● What you should do
Would you transcribe all of the data exactly, down to the last character?

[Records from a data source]
━━━

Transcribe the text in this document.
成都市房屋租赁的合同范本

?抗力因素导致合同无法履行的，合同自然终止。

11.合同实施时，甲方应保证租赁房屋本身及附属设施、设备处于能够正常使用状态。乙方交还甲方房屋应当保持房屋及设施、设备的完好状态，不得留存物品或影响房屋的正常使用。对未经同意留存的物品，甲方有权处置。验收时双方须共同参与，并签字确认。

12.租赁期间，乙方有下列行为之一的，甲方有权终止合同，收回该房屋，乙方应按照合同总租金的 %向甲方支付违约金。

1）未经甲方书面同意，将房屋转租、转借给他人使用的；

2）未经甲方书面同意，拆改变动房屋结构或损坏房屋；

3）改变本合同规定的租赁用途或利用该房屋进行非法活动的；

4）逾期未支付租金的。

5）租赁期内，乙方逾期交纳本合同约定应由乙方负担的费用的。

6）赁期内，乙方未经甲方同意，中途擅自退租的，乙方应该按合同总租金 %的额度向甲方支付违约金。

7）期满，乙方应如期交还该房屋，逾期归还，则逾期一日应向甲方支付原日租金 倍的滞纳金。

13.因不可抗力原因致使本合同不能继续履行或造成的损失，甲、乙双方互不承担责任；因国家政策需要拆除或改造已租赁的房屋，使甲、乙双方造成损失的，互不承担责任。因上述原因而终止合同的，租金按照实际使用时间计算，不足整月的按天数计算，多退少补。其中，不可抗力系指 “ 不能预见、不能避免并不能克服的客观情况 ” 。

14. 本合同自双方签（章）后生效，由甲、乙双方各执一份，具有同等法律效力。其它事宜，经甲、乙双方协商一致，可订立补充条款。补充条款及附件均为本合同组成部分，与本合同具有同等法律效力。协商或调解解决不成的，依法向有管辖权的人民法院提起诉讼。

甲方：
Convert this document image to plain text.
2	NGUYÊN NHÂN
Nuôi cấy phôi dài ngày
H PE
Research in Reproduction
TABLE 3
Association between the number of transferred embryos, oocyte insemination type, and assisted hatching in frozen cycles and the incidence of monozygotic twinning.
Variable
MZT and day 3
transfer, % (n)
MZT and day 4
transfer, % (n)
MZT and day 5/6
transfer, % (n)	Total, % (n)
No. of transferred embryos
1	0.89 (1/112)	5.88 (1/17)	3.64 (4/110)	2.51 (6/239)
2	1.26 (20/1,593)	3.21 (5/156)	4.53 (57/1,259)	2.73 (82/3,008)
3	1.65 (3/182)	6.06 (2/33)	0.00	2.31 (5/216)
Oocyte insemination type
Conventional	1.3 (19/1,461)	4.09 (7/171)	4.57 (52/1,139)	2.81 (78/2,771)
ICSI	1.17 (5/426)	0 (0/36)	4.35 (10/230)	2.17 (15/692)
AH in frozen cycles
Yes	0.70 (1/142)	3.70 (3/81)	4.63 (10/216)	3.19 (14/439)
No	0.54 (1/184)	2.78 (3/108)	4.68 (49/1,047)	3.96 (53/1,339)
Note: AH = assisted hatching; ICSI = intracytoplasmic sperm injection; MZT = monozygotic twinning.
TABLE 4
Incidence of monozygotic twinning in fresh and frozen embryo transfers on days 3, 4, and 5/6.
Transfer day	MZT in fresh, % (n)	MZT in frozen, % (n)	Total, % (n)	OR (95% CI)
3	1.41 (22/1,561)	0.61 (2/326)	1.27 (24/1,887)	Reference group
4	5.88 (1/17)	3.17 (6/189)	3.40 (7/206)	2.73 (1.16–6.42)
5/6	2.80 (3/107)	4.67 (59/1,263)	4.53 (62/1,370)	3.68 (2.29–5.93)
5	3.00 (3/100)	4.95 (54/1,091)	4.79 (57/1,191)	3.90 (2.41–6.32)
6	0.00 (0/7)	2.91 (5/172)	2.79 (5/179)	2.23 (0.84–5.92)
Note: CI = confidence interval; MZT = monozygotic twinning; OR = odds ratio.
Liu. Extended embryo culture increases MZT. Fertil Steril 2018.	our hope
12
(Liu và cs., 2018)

━━━

● Exercise output
Transcribe the text in this document.
成都市房屋租赁的合同范本

?抗力因素导致合同无法履行的，合同自然终止。

11.合同实施时，甲方应保证租赁房屋本身及附属设施、设备处于能够正常使用状态。乙方交还甲方房屋应当保持房屋及设施、设备的完好状态，不得留存物品或影响房屋的正常使用。对未经同意留存的物品，甲方有权处置。验收时双方须共同参与，并签字确认。

12.租赁期间，乙方有下列行为之一的，甲方有权终止合同，收回该房屋，乙方应按照合同总租金的 %向甲方支付违约金。

1）未经甲方书面同意，将房屋转租、转借给他人使用的；

2）未经甲方书面同意，拆改变动房屋结构或损坏房屋；

3）改变本合同规定的租赁用途或利用该房屋进行非法活动的；

4）逾期未支付租金的。

5）租赁期内，乙方逾期交纳本合同约定应由乙方负担的费用的。

6）赁期内，乙方未经甲方同意，中途擅自退租的，乙方应该按合同总租金 %的额度向甲方支付违约金。

7）期满，乙方应如期交还该房屋，逾期归还，则逾期一日应向甲方支付原日租金 倍的滞纳金。

13.因不可抗力原因致使本合同不能继续履行或造成的损失，甲、乙双方互不承担责任；因国家政策需要拆除或改造已租赁的房屋，使甲、乙双方造成损失的，互不承担责任。因上述原因而终止合同的，租金按照实际使用时间计算，不足整月的按天数计算，多退少补。其中，不可抗力系指 “ 不能预见、不能避免并不能克服的客观情况 ” 。

14. 本合同自双方签（章）后生效，由甲、乙双方各执一份，具有同等法律效力。其它事宜，经甲、乙双方协商一致，可订立补充条款。补充条款及附件均为本合同组成部分，与本合同具有同等法律效力。协商或调解解决不成的，依法向有管辖权的人民法院提起诉讼。

甲方：
Convert this document image to plain text.
2	NGUYÊN NHÂN
Nuôi cấy phôi dài ngày
H PE
Research in Reproduction
TABLE 3
Association between the number of transferred embryos, oocyte insemination type, and assisted hatching in frozen cycles and the incidence of monozygotic twinning.
Variable
MZT and day 3
transfer, % (n)
MZT and day 4
transfer, % (n)
MZT and day 5/6
transfer, % (n)	Total, % (n)
No. of transferred embryos
1	0.89 (1/112)	5.88 (1/17)	3.64 (4/110)	2.51 (6/239)
2	1.26 (20/1,593)	3.21 (5/156)	4.53 (57/1,259)	2.73 (82/3,008)
3	1.65 (3/182)	6.06 (2/33)	0.00	2.31 (5/216)
Oocyte insemination type
Conventional	1.3 (19/1,461)	4.09 (7/171)	4.57 (52/1,139)	2.81 (78/2,771)
ICSI	1.17 (5/426)	0 (0/36)	4.35 (10/230)	2.17 (15/692)
AH in frozen cycles
Yes	0.70 (1/142)	3.70 (3/81)	4.63 (10/216)	3.19 (14/439)
No	0.54 (1/184)	2.78 (3/108)	4.68 (49/1,047)	3.96 (53/1,339)
Note: AH = assisted hatching; ICSI = intracytoplasmic sperm injection; MZT = monozygotic twinning.
TABLE 4
Incidence of monozygotic twinning in fresh and frozen embryo transfers on days 3, 4, and 5/6.
Transfer day	MZT in fresh, % (n)	MZT in frozen, % (n)	Total, % (n)	OR (95% CI)
3	1.41 (22/1,561)	0.61 (2/326)	1.27 (24/1,887)	Reference group
4	5.88 (1/17)	3.17 (6/189)	3.40 (7/206)	2.73 (1.16–6.42)
5/6	2.80 (3/107)	4.67 (59/1,263)	4.53 (62/1,370)	3.68 (2.29–5.93)
5	3.00 (3/100)	4.95 (54/1,091)	4.79 (57/1,191)	3.90 (2.41–6.32)
6	0.00 (0/7)	2.91 (5/172)	2.79 (5/179)	2.23 (0.84–5.92)
Note: CI = confidence interval; MZT = monozygotic twinning; OR = odds ratio.
Liu. Extended embryo culture increases MZT. Fertil Steril 2018.	our hope
12
(Liu và cs., 2018)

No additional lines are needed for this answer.